[START SUPPLIED DATA]
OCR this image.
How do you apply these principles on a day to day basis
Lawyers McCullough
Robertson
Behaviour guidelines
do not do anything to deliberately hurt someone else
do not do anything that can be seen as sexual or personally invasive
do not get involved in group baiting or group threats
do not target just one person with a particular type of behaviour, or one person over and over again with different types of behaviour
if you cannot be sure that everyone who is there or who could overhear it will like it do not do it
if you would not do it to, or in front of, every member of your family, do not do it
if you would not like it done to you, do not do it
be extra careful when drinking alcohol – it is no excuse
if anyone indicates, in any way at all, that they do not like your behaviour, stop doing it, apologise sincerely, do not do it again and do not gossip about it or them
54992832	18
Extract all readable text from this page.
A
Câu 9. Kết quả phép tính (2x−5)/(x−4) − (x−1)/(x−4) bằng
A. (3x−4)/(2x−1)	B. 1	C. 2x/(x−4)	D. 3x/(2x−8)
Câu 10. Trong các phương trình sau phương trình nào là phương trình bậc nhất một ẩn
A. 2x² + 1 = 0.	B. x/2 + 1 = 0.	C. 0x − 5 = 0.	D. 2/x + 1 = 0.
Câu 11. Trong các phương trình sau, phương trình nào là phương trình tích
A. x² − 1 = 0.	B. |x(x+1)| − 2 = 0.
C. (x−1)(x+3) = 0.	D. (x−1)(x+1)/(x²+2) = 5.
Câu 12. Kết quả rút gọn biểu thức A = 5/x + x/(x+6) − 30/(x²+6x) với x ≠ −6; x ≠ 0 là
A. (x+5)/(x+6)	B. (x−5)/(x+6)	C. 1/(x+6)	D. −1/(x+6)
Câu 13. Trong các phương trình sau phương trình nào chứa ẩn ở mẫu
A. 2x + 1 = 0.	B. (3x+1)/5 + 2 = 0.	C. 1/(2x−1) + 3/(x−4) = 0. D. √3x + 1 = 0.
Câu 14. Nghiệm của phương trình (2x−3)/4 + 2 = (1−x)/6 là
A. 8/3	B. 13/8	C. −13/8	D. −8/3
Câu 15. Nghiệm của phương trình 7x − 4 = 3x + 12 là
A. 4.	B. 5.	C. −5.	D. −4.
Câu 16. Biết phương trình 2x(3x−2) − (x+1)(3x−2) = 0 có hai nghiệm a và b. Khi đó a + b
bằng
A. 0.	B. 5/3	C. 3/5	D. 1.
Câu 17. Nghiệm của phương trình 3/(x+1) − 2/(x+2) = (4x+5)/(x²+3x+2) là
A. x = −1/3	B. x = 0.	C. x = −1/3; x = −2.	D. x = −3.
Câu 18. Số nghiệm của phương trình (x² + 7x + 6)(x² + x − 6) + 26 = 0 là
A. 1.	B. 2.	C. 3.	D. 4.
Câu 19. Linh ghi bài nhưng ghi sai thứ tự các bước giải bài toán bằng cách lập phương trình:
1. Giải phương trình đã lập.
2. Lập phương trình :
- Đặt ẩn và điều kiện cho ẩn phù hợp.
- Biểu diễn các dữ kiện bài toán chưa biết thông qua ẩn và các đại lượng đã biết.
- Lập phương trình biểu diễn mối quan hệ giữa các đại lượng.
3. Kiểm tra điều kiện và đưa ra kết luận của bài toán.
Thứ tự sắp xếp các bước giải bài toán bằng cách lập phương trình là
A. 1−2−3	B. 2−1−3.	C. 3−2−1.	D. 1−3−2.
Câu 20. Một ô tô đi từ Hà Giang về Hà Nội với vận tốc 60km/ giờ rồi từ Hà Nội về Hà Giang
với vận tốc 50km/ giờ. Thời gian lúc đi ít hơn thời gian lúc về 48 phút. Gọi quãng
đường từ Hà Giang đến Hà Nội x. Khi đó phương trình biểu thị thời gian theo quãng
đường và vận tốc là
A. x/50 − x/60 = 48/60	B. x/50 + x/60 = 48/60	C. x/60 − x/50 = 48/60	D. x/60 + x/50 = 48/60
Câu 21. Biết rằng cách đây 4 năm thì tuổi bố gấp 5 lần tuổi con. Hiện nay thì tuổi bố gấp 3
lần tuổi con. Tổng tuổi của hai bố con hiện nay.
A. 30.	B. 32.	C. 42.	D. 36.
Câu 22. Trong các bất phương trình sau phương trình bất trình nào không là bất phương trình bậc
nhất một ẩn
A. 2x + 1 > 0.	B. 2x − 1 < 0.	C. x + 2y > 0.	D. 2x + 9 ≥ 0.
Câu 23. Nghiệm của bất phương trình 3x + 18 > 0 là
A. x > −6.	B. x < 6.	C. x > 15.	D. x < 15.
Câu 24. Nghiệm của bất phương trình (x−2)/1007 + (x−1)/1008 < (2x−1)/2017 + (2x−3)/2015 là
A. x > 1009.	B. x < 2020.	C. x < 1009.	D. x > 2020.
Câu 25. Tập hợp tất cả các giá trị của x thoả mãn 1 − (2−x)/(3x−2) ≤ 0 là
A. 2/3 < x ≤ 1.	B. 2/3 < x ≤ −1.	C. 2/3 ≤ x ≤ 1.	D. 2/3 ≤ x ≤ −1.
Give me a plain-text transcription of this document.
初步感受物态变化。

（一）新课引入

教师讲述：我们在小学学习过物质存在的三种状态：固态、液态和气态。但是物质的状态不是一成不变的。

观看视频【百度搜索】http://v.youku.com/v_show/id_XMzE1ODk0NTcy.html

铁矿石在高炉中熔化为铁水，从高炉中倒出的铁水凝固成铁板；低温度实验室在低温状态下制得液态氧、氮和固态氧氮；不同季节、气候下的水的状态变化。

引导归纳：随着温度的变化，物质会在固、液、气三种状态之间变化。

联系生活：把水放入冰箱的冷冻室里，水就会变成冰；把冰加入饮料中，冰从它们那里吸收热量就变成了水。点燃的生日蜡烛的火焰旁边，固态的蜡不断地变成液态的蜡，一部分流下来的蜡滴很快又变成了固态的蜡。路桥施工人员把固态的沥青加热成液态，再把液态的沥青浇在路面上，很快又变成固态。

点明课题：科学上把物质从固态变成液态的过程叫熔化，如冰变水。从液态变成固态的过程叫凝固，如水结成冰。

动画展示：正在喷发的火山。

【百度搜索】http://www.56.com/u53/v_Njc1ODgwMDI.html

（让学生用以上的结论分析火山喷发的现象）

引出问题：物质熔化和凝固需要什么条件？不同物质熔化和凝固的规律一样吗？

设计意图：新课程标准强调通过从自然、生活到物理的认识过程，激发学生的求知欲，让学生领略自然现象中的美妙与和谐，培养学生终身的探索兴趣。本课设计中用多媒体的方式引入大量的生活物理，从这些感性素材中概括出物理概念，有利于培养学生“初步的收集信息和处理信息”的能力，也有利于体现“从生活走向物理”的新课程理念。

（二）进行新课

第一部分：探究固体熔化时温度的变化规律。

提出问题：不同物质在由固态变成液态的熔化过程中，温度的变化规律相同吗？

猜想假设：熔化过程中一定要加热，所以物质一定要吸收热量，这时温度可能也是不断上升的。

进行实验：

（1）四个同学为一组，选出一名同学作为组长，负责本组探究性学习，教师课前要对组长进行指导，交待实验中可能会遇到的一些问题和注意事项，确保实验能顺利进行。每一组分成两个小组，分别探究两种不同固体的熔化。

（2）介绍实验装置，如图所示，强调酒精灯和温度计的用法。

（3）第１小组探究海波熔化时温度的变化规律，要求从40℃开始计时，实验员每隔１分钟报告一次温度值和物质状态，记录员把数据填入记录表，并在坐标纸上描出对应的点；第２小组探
[END SUPPLIED DATA]
• _WRITTEN TASK_
Tally the lines in the records above that contain the word "anything", and give only that number.

• _RESPONSE FOR THIS EXERCISE_
2